## What to work on
Can you output every line of the data below as a numbered list, skipping blank lines and leaving the pictures out?

## Data records
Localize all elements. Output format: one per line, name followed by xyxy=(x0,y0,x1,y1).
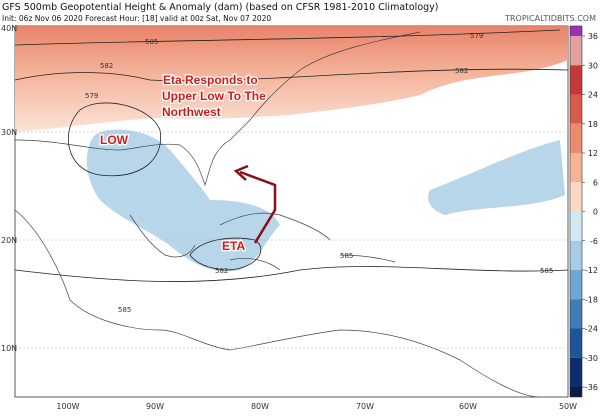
colorbar-segment xyxy=(570,240,582,270)
colorbar-segment xyxy=(570,65,582,95)
contour-label: 582 xyxy=(100,62,113,70)
colorbar-cap xyxy=(570,387,582,397)
labels: 40N 30N 20N 10N 100W 90W 80W 70W 60W 50W 585 579 582… xyxy=(1,24,577,411)
cold-anomaly xyxy=(86,129,281,272)
height-contours xyxy=(14,29,569,282)
colorbar-segment xyxy=(570,211,582,241)
colorbar-label: 18 xyxy=(588,120,598,129)
colorbar-label: 0 xyxy=(593,208,598,217)
colorbar-label: -24 xyxy=(585,325,598,334)
lon-label: 70W xyxy=(356,402,374,411)
contour-label: 585 xyxy=(340,252,353,260)
lat-lon-grid xyxy=(15,131,568,349)
colorbar: 36 30 24 18 12 6 0 -6 -12 -18 -24 -30 -36 xyxy=(569,25,598,398)
colorbar-segment xyxy=(570,36,582,66)
colorbar-label: -18 xyxy=(585,295,598,304)
annotation: Upper Low To The xyxy=(162,89,266,103)
colorbar-label: -36 xyxy=(585,383,598,392)
colorbar-label: -30 xyxy=(585,354,598,363)
cold-anomaly xyxy=(428,140,565,215)
storm-track-arrow xyxy=(233,164,277,244)
colorbar-label: -12 xyxy=(585,266,598,275)
colorbar-label: 30 xyxy=(588,61,598,70)
annotation: Eta Responds to xyxy=(163,73,258,87)
colorbar-segment xyxy=(570,182,582,212)
contour-label: 579 xyxy=(470,32,483,40)
low-label: LOW xyxy=(100,133,129,147)
contour-label: 579 xyxy=(85,92,98,100)
colorbar-segment xyxy=(570,299,582,329)
colorbar-label: 36 xyxy=(588,32,598,41)
colorbar-cap xyxy=(570,26,582,36)
lon-label: 60W xyxy=(459,402,477,411)
lon-label: 90W xyxy=(146,402,164,411)
source: TROPICALTIDBITS.COM xyxy=(504,14,596,23)
colorbar-label: 12 xyxy=(588,149,598,158)
colorbar-segment xyxy=(570,153,582,183)
colorbar-segment xyxy=(570,123,582,153)
colorbar-label: 24 xyxy=(588,91,598,100)
lon-label: 100W xyxy=(56,402,79,411)
contour-label: 585 xyxy=(145,38,158,46)
colorbar-label: 6 xyxy=(593,178,598,187)
colorbar-segment xyxy=(570,357,582,387)
lat-label: 20N xyxy=(1,236,17,245)
subtitle: Init: 06z Nov 06 2020 Forecast Hour: [18… xyxy=(2,14,271,23)
colorbar-segment xyxy=(570,94,582,124)
map-area xyxy=(14,25,569,398)
storm-label: ETA xyxy=(222,239,245,253)
contour-label: 585 xyxy=(118,306,131,314)
coastlines xyxy=(14,31,541,398)
colorbar-label: -6 xyxy=(590,237,598,246)
lat-label: 30N xyxy=(1,128,17,137)
lat-label: 10N xyxy=(1,344,17,353)
colorbar-frame xyxy=(569,25,583,398)
contour-label: 582 xyxy=(215,267,228,275)
title: GFS 500mb Geopotential Height & Anomaly … xyxy=(2,2,439,13)
colorbar-segment xyxy=(570,270,582,300)
lon-label: 80W xyxy=(251,402,269,411)
warm-anomaly xyxy=(15,26,568,132)
lon-label: 50W xyxy=(559,402,577,411)
annotation: Northwest xyxy=(162,105,221,119)
lat-label: 40N xyxy=(1,24,17,33)
contour-label: 585 xyxy=(540,267,553,275)
colorbar-segment xyxy=(570,328,582,358)
contour-label: 582 xyxy=(455,67,468,75)
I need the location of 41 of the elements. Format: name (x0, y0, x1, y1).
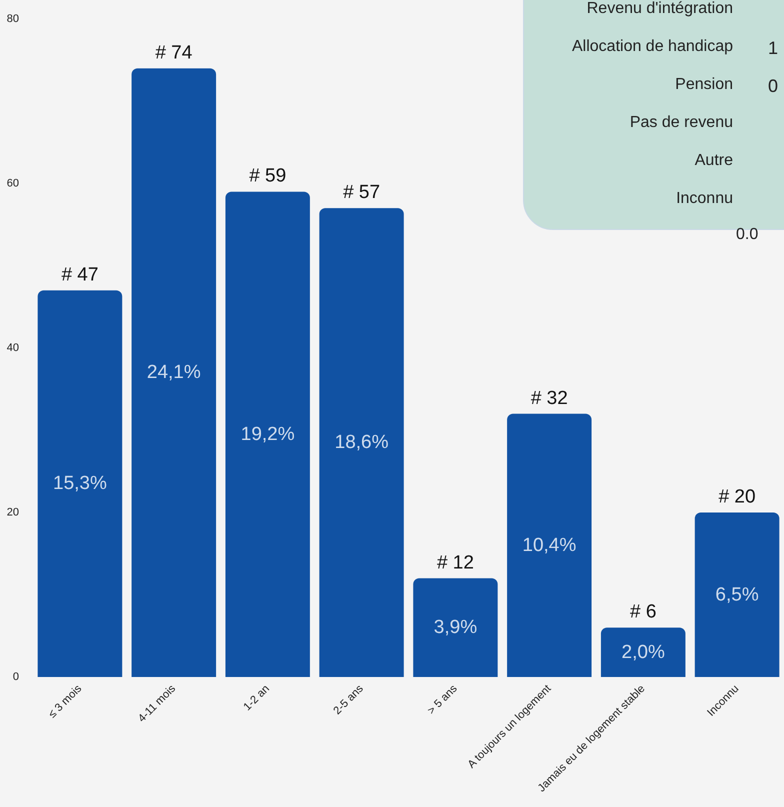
bar (225, 192, 310, 677)
annotation: 15,3% (53, 473, 107, 494)
annotation: 24,1% (146, 362, 201, 384)
x-tick-label: 1-2 an (241, 682, 272, 714)
y-tick-label: 20 (6, 506, 19, 518)
bar (132, 68, 216, 677)
annotation: 19,2% (240, 424, 295, 445)
category-label: Allocation de handicap (572, 38, 733, 56)
bar (694, 512, 780, 677)
annotation: 6,5% (715, 584, 759, 606)
bar (413, 578, 498, 677)
bar (507, 414, 592, 677)
category-label: Revenu d'intégration (586, 0, 733, 18)
data-label: # 47 (61, 264, 98, 286)
bar (319, 208, 404, 677)
annotation: 2,0% (622, 642, 665, 663)
annotation: 18,6% (334, 432, 389, 454)
category-label: Pas de revenu (630, 114, 733, 132)
annotation: 0 (768, 76, 778, 97)
data-label: # 74 (155, 42, 193, 64)
data-label: # 59 (249, 166, 286, 187)
annotation: 10,4% (522, 534, 576, 556)
x-tick-label: > 5 ans (425, 682, 460, 717)
x-tick-label: 2-5 ans (331, 682, 366, 718)
y-tick-label: 0 (12, 671, 19, 683)
data-label: # 32 (530, 388, 568, 409)
data-label: # 12 (436, 552, 474, 574)
y-tick-label: 40 (6, 342, 19, 354)
category-label: Inconnu (676, 190, 733, 208)
data-label: # 20 (718, 486, 756, 508)
annotation: 1 (768, 38, 778, 59)
bar (600, 628, 686, 677)
category-label: Pension (675, 76, 733, 94)
annotation: 3,9% (434, 617, 478, 638)
data-label: # 6 (630, 602, 656, 623)
data-label: # 57 (343, 182, 380, 204)
category-label: Autre (694, 152, 733, 170)
y-tick-label: 60 (6, 178, 19, 190)
annotation: 0.0 (736, 226, 758, 244)
y-tick-label: 80 (6, 13, 19, 25)
bar (38, 290, 122, 677)
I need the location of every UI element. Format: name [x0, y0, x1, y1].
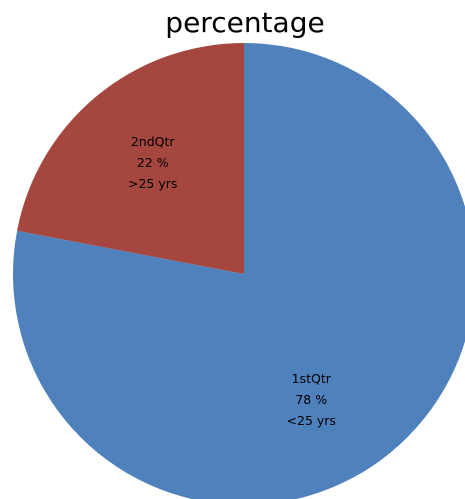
slice-group-label-1stqtr: <25 yrs — [287, 413, 336, 428]
pie-slice-2ndqtr — [17, 43, 244, 274]
slice-value-label-1stqtr: 78 % — [295, 392, 327, 407]
pie-slice-1stqtr — [13, 43, 465, 499]
slice-category-label-2ndqtr: 2ndQtr — [131, 134, 176, 149]
slice-value-label-2ndqtr: 22 % — [137, 155, 169, 170]
slice-category-label-1stqtr: 1stQtr — [292, 371, 332, 386]
chart-title: percentage — [165, 6, 325, 39]
slice-group-label-2ndqtr: >25 yrs — [128, 176, 177, 191]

## Complete output
1. Localize all elements. Output format: one per line, name followed by xyxy=(x0,y0,x1,y1).
2. colorbar-segment xyxy=(570,240,582,270)
3. colorbar-segment xyxy=(570,65,582,95)
4. contour-label: 582 xyxy=(100,62,113,70)
5. colorbar-cap xyxy=(570,387,582,397)
6. labels: 40N 30N 20N 10N 100W 90W 80W 70W 60W 50W 585 579 582… xyxy=(1,24,577,411)
7. cold-anomaly xyxy=(86,129,281,272)
8. height-contours xyxy=(14,29,569,282)
9. colorbar-segment xyxy=(570,211,582,241)
10. colorbar-label: 18 xyxy=(588,120,598,129)
11. colorbar-label: 0 xyxy=(593,208,598,217)
12. colorbar-label: -24 xyxy=(585,325,598,334)
13. lon-label: 70W xyxy=(356,402,374,411)
14. contour-label: 585 xyxy=(340,252,353,260)
15. lat-lon-grid xyxy=(15,131,568,349)
16. colorbar: 36 30 24 18 12 6 0 -6 -12 -18 -24 -30 -36 xyxy=(569,25,598,398)
17. colorbar-segment xyxy=(570,36,582,66)
18. colorbar-label: -18 xyxy=(585,295,598,304)
19. annotation: Upper Low To The xyxy=(162,89,266,103)
20. colorbar-label: -36 xyxy=(585,383,598,392)
21. colorbar-label: -30 xyxy=(585,354,598,363)
22. cold-anomaly xyxy=(428,140,565,215)
23. storm-track-arrow xyxy=(233,164,277,244)
24. colorbar-label: -12 xyxy=(585,266,598,275)
25. colorbar-label: 30 xyxy=(588,61,598,70)
26. annotation: Eta Responds to xyxy=(163,73,258,87)
27. colorbar-segment xyxy=(570,182,582,212)
28. contour-label: 579 xyxy=(470,32,483,40)
29. low-label: LOW xyxy=(100,133,129,147)
30. contour-label: 579 xyxy=(85,92,98,100)
31. colorbar-segment xyxy=(570,299,582,329)
32. colorbar-label: 36 xyxy=(588,32,598,41)
33. colorbar-cap xyxy=(570,26,582,36)
34. lon-label: 60W xyxy=(459,402,477,411)
35. lon-label: 90W xyxy=(146,402,164,411)
36. source: TROPICALTIDBITS.COM xyxy=(504,14,596,23)
37. colorbar-label: 12 xyxy=(588,149,598,158)
38. colorbar-segment xyxy=(570,153,582,183)
39. colorbar-segment xyxy=(570,123,582,153)
40. colorbar-label: 24 xyxy=(588,91,598,100)
41. lon-label: 100W xyxy=(56,402,79,411)
42. contour-label: 585 xyxy=(145,38,158,46)
43. colorbar-label: 6 xyxy=(593,178,598,187)
44. colorbar-segment xyxy=(570,357,582,387)
45. lat-label: 20N xyxy=(1,236,17,245)
46. subtitle: Init: 06z Nov 06 2020 Forecast Hour: [18… xyxy=(2,14,271,23)
47. colorbar-segment xyxy=(570,94,582,124)
48. map-area xyxy=(14,25,569,398)
49. storm-label: ETA xyxy=(222,239,245,253)
50. contour-label: 585 xyxy=(118,306,131,314)
51. coastlines xyxy=(14,31,541,398)
52. colorbar-label: -6 xyxy=(590,237,598,246)
53. lat-label: 30N xyxy=(1,128,17,137)
54. lat-label: 10N xyxy=(1,344,17,353)
55. colorbar-frame xyxy=(569,25,583,398)
56. contour-label: 582 xyxy=(215,267,228,275)
57. title: GFS 500mb Geopotential Height & Anomaly … xyxy=(2,2,439,13)
58. colorbar-segment xyxy=(570,270,582,300)
59. lon-label: 80W xyxy=(251,402,269,411)
60. warm-anomaly xyxy=(15,26,568,132)
61. lon-label: 50W xyxy=(559,402,577,411)
62. annotation: Northwest xyxy=(162,105,221,119)
63. lat-label: 40N xyxy=(1,24,17,33)
64. contour-label: 585 xyxy=(540,267,553,275)
65. colorbar-segment xyxy=(570,328,582,358)
66. contour-label: 582 xyxy=(455,67,468,75)
67. I need the location of 41 of the elements. Format: name (x0, y0, x1, y1).
68. bar (225, 192, 310, 677)
69. annotation: 15,3% (53, 473, 107, 494)
70. annotation: 24,1% (146, 362, 201, 384)
71. x-tick-label: 1-2 an (241, 682, 272, 714)
72. y-tick-label: 20 (6, 506, 19, 518)
73. bar (132, 68, 216, 677)
74. annotation: 19,2% (240, 424, 295, 445)
75. category-label: Allocation de handicap (572, 38, 733, 56)
76. bar (694, 512, 780, 677)
77. annotation: 6,5% (715, 584, 759, 606)
78. bar (413, 578, 498, 677)
79. bar (507, 414, 592, 677)
80. category-label: Revenu d'intégration (586, 0, 733, 18)
81. data-label: # 47 (61, 264, 98, 286)
82. bar (319, 208, 404, 677)
83. annotation: 2,0% (622, 642, 665, 663)
84. annotation: 18,6% (334, 432, 389, 454)
85. category-label: Pas de revenu (630, 114, 733, 132)
86. annotation: 0 (768, 76, 778, 97)
87. data-label: # 74 (155, 42, 193, 64)
88. data-label: # 59 (249, 166, 286, 187)
89. annotation: 10,4% (522, 534, 576, 556)
90. x-tick-label: > 5 ans (425, 682, 460, 717)
91. x-tick-label: 2-5 ans (331, 682, 366, 718)
92. y-tick-label: 0 (12, 671, 19, 683)
93. data-label: # 32 (530, 388, 568, 409)
94. data-label: # 12 (436, 552, 474, 574)
95. y-tick-label: 40 (6, 342, 19, 354)
96. category-label: Inconnu (676, 190, 733, 208)
97. data-label: # 20 (718, 486, 756, 508)
98. annotation: 1 (768, 38, 778, 59)
99. bar (600, 628, 686, 677)
100. category-label: Pension (675, 76, 733, 94)
101. annotation: 3,9% (434, 617, 478, 638)
102. data-label: # 6 (630, 602, 656, 623)
103. data-label: # 57 (343, 182, 380, 204)
104. category-label: Autre (694, 152, 733, 170)
105. y-tick-label: 60 (6, 178, 19, 190)
106. annotation: 0.0 (736, 226, 758, 244)
107. y-tick-label: 80 (6, 13, 19, 25)
108. bar (38, 290, 122, 677)
109. I need the location of every UI element. Format: name [x0, y0, x1, y1].
110. slice-group-label-1stqtr: <25 yrs — [287, 413, 336, 428]
111. pie-slice-2ndqtr — [17, 43, 244, 274]
112. slice-value-label-1stqtr: 78 % — [295, 392, 327, 407]
113. pie-slice-1stqtr — [13, 43, 465, 499]
114. slice-category-label-2ndqtr: 2ndQtr — [131, 134, 176, 149]
115. slice-value-label-2ndqtr: 22 % — [137, 155, 169, 170]
116. slice-category-label-1stqtr: 1stQtr — [292, 371, 332, 386]
117. chart-title: percentage — [165, 6, 325, 39]
118. slice-group-label-2ndqtr: >25 yrs — [128, 176, 177, 191]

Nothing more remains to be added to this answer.